-- START Data excerpts --

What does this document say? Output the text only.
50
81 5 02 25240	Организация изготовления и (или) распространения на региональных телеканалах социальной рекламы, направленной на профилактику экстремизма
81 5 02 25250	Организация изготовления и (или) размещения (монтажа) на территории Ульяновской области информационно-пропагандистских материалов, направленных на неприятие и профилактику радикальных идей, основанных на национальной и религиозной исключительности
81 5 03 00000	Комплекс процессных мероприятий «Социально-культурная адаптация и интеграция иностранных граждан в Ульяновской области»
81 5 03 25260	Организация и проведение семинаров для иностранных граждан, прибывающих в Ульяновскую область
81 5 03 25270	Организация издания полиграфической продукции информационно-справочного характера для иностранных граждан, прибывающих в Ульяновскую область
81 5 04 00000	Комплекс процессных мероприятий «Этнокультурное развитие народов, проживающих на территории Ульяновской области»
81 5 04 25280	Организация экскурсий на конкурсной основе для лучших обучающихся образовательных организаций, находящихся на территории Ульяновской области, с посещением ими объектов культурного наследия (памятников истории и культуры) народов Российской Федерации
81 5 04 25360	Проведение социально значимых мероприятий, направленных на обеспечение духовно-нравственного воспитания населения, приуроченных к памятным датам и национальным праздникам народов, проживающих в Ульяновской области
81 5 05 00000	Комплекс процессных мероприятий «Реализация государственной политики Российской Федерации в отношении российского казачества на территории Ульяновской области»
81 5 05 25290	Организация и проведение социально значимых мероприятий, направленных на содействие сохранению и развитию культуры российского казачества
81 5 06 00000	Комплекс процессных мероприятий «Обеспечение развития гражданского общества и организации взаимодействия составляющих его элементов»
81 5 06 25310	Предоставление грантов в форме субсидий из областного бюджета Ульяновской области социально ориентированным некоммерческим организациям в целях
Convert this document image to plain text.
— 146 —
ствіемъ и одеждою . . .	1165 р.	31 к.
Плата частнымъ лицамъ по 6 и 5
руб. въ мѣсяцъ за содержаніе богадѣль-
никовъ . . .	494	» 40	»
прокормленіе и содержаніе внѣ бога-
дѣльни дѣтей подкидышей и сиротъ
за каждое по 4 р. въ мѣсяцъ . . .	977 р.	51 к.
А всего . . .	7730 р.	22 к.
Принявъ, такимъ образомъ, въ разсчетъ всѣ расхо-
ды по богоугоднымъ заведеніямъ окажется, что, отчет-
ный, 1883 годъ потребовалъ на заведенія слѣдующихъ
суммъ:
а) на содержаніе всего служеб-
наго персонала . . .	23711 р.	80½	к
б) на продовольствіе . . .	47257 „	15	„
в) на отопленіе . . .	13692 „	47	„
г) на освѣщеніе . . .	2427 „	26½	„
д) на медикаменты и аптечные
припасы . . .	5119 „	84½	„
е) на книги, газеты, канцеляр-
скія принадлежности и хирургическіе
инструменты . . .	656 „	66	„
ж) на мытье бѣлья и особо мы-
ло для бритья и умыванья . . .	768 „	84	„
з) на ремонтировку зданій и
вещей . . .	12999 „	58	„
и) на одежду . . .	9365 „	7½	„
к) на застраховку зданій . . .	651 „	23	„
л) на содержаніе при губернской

-- END Data excerpts --

Check every line of the data above for the string "Ульяновской", and copy those that have it.

81 5 02 25250	Организация изготовления и (или) размещения (монтажа) на территории Ульяновской области информационно-пропагандистских материалов, направленных на неприятие и профилактику радикальных идей, основанных на национальной и религиозной исключительности
81 5 03 00000	Комплекс процессных мероприятий «Социально-культурная адаптация и интеграция иностранных граждан в Ульяновской области»
81 5 04 00000	Комплекс процессных мероприятий «Этнокультурное развитие народов, проживающих на территории Ульяновской области»
81 5 04 25280	Организация экскурсий на конкурсной основе для лучших обучающихся образовательных организаций, находящихся на территории Ульяновской области, с посещением ими объектов культурного наследия (памятников истории и культуры) народов Российской Федерации
81 5 04 25360	Проведение социально значимых мероприятий, направленных на обеспечение духовно-нравственного воспитания населения, приуроченных к памятным датам и национальным праздникам народов, проживающих в Ульяновской области
81 5 05 00000	Комплекс процессных мероприятий «Реализация государственной политики Российской Федерации в отношении российского казачества на территории Ульяновской области»
81 5 06 25310	Предоставление грантов в форме субсидий из областного бюджета Ульяновской области социально ориентированным некоммерческим организациям в целях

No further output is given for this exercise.